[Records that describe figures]
..........

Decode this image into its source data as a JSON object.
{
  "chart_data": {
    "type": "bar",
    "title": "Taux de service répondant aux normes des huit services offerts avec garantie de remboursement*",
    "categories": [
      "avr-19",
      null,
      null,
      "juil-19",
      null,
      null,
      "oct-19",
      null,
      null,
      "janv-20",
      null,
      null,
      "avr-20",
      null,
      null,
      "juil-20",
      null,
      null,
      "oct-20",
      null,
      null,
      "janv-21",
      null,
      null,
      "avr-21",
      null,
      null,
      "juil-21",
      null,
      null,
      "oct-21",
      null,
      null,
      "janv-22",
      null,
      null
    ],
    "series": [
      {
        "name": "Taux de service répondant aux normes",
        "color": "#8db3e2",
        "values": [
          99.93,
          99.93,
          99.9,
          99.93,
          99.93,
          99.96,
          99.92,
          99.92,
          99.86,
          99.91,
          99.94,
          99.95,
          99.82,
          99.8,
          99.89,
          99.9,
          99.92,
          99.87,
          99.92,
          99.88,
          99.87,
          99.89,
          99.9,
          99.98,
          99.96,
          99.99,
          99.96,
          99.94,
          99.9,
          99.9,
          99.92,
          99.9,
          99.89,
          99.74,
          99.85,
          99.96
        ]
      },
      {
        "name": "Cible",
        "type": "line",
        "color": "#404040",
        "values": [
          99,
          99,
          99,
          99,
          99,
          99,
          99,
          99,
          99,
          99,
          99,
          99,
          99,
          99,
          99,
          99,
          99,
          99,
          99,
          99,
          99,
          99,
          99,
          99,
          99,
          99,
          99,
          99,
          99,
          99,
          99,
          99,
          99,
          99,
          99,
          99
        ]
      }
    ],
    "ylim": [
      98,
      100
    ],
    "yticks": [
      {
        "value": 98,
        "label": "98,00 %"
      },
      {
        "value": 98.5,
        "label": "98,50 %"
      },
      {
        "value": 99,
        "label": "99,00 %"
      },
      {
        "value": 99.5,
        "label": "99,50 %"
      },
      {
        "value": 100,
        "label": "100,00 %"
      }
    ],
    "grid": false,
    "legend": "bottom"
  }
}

..........

▸ Given instruction: Copy each line of the records above that carries the word "Taux".

▸ Task output:
    "title": "Taux de service répondant aux normes des huit services offerts avec garantie de remboursement*",
        "name": "Taux de service répondant aux normes",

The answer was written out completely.